#### Exercise instructions
Write the data out again exactly, dropping any images it holds.

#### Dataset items
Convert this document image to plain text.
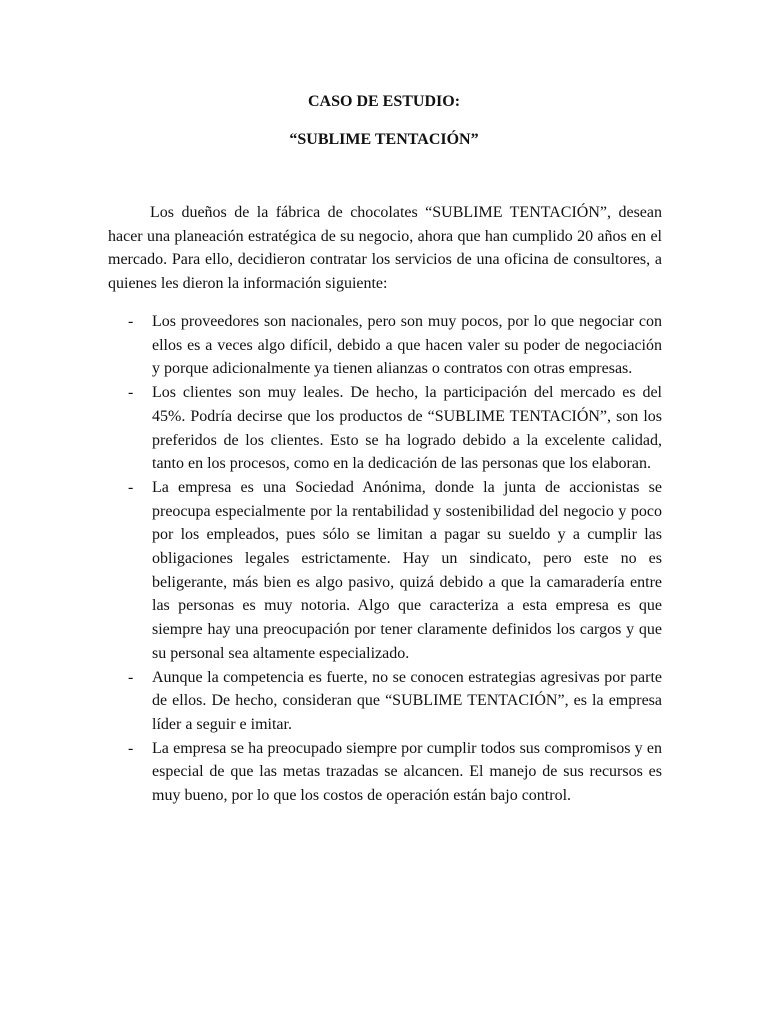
CASO DE ESTUDIO:
“SUBLIME TENTACIÓN”

Los dueños de la fábrica de chocolates “SUBLIME TENTACIÓN”, desean hacer una planeación estratégica de su negocio, ahora que han cumplido 20 años en el mercado. Para ello, decidieron contratar los servicios de una oficina de consultores, a quienes les dieron la información siguiente:

- Los proveedores son nacionales, pero son muy pocos, por lo que negociar con ellos es a veces algo difícil, debido a que hacen valer su poder de negociación y porque adicionalmente ya tienen alianzas o contratos con otras empresas.
- Los clientes son muy leales. De hecho, la participación del mercado es del 45%. Podría decirse que los productos de “SUBLIME TENTACIÓN”, son los preferidos de los clientes. Esto se ha logrado debido a la excelente calidad, tanto en los procesos, como en la dedicación de las personas que los elaboran.
- La empresa es una Sociedad Anónima, donde la junta de accionistas se preocupa especialmente por la rentabilidad y sostenibilidad del negocio y poco por los empleados, pues sólo se limitan a pagar su sueldo y a cumplir las obligaciones legales estrictamente. Hay un sindicato, pero este no es beligerante, más bien es algo pasivo, quizá debido a que la camaradería entre las personas es muy notoria. Algo que caracteriza a esta empresa es que siempre hay una preocupación por tener claramente definidos los cargos y que su personal sea altamente especializado.
- Aunque la competencia es fuerte, no se conocen estrategias agresivas por parte de ellos. De hecho, consideran que “SUBLIME TENTACIÓN”, es la empresa líder a seguir e imitar.
- La empresa se ha preocupado siempre por cumplir todos sus compromisos y en especial de que las metas trazadas se alcancen. El manejo de sus recursos es muy bueno, por lo que los costos de operación están bajo control.
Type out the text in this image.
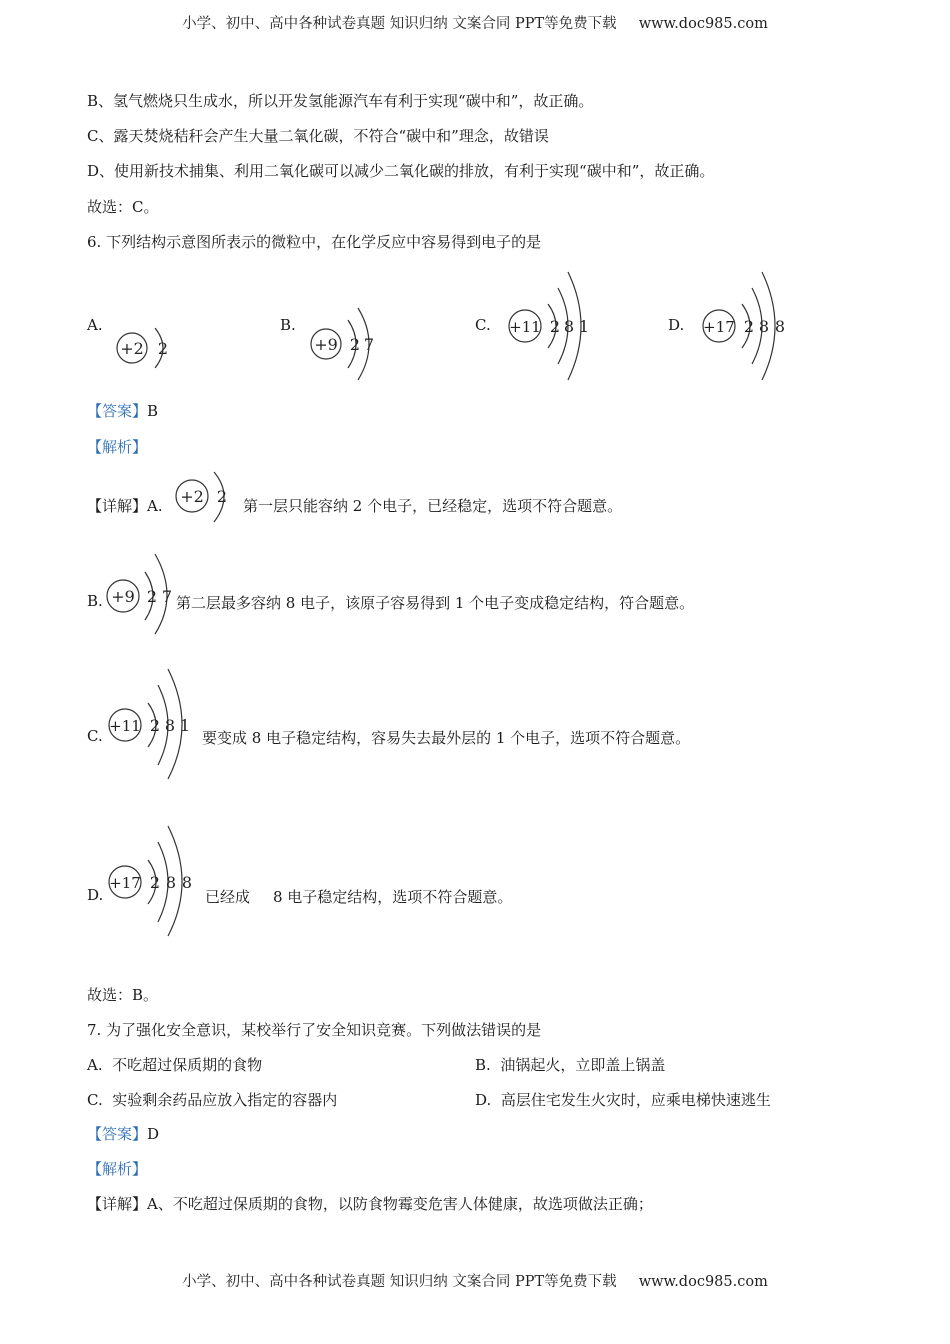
小学、初中、高中各种试卷真题 知识归纳 文案合同 PPT等免费下载 www.doc985.com
B、氢气燃烧只生成水，所以开发氢能源汽车有利于实现“碳中和”，故正确。
C、露天焚烧秸秆会产生大量二氧化碳，不符合“碳中和”理念，故错误
D、使用新技术捕集、利用二氧化碳可以减少二氧化碳的排放，有利于实现“碳中和”，故正确。
故选：C。
6. 下列结构示意图所表示的微粒中，在化学反应中容易得到电子的是
A.
+2 2
B.
+9 2 7
C. +11 2 8 1	D. +17 2 8 8
【答案】B
【解析】
【详解】A. +2 2 第一层只能容纳 2 个电子，已经稳定，选项不符合题意。
B. +9 2 7 第二层最多容纳 8 电子，该原子容易得到 1 个电子变成稳定结构，符合题意。
C.
+11 2 8 1
要变成 8 电子稳定结构，容易失去最外层的 1 个电子，选项不符合题意。
D.
+17 2 8 8
已经成 8 电子稳定结构，选项不符合题意。
故选：B。
7. 为了强化安全意识，某校举行了安全知识竞赛。下列做法错误的是
A. 不吃超过保质期的食物	B. 油锅起火，立即盖上锅盖
C. 实验剩余药品应放入指定的容器内	D. 高层住宅发生火灾时，应乘电梯快速逃生
【答案】D
【解析】
【详解】A、不吃超过保质期的食物，以防食物霉变危害人体健康，故选项做法正确；
小学、初中、高中各种试卷真题 知识归纳 文案合同 PPT等免费下载 www.doc985.com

#### Result of the task
Convert this document image to plain text.
CASO DE ESTUDIO:
“SUBLIME TENTACIÓN”

Los dueños de la fábrica de chocolates “SUBLIME TENTACIÓN”, desean hacer una planeación estratégica de su negocio, ahora que han cumplido 20 años en el mercado. Para ello, decidieron contratar los servicios de una oficina de consultores, a quienes les dieron la información siguiente:

- Los proveedores son nacionales, pero son muy pocos, por lo que negociar con ellos es a veces algo difícil, debido a que hacen valer su poder de negociación y porque adicionalmente ya tienen alianzas o contratos con otras empresas.
- Los clientes son muy leales. De hecho, la participación del mercado es del 45%. Podría decirse que los productos de “SUBLIME TENTACIÓN”, son los preferidos de los clientes. Esto se ha logrado debido a la excelente calidad, tanto en los procesos, como en la dedicación de las personas que los elaboran.
- La empresa es una Sociedad Anónima, donde la junta de accionistas se preocupa especialmente por la rentabilidad y sostenibilidad del negocio y poco por los empleados, pues sólo se limitan a pagar su sueldo y a cumplir las obligaciones legales estrictamente. Hay un sindicato, pero este no es beligerante, más bien es algo pasivo, quizá debido a que la camaradería entre las personas es muy notoria. Algo que caracteriza a esta empresa es que siempre hay una preocupación por tener claramente definidos los cargos y que su personal sea altamente especializado.
- Aunque la competencia es fuerte, no se conocen estrategias agresivas por parte de ellos. De hecho, consideran que “SUBLIME TENTACIÓN”, es la empresa líder a seguir e imitar.
- La empresa se ha preocupado siempre por cumplir todos sus compromisos y en especial de que las metas trazadas se alcancen. El manejo de sus recursos es muy bueno, por lo que los costos de operación están bajo control.
Type out the text in this image.
小学、初中、高中各种试卷真题 知识归纳 文案合同 PPT等免费下载 www.doc985.com
B、氢气燃烧只生成水，所以开发氢能源汽车有利于实现“碳中和”，故正确。
C、露天焚烧秸秆会产生大量二氧化碳，不符合“碳中和”理念，故错误
D、使用新技术捕集、利用二氧化碳可以减少二氧化碳的排放，有利于实现“碳中和”，故正确。
故选：C。
6. 下列结构示意图所表示的微粒中，在化学反应中容易得到电子的是
A.
+2 2
B.
+9 2 7
C. +11 2 8 1	D. +17 2 8 8
【答案】B
【解析】
【详解】A. +2 2 第一层只能容纳 2 个电子，已经稳定，选项不符合题意。
B. +9 2 7 第二层最多容纳 8 电子，该原子容易得到 1 个电子变成稳定结构，符合题意。
C.
+11 2 8 1
要变成 8 电子稳定结构，容易失去最外层的 1 个电子，选项不符合题意。
D.
+17 2 8 8
已经成 8 电子稳定结构，选项不符合题意。
故选：B。
7. 为了强化安全意识，某校举行了安全知识竞赛。下列做法错误的是
A. 不吃超过保质期的食物	B. 油锅起火，立即盖上锅盖
C. 实验剩余药品应放入指定的容器内	D. 高层住宅发生火灾时，应乘电梯快速逃生
【答案】D
【解析】
【详解】A、不吃超过保质期的食物，以防食物霉变危害人体健康，故选项做法正确；
小学、初中、高中各种试卷真题 知识归纳 文案合同 PPT等免费下载 www.doc985.com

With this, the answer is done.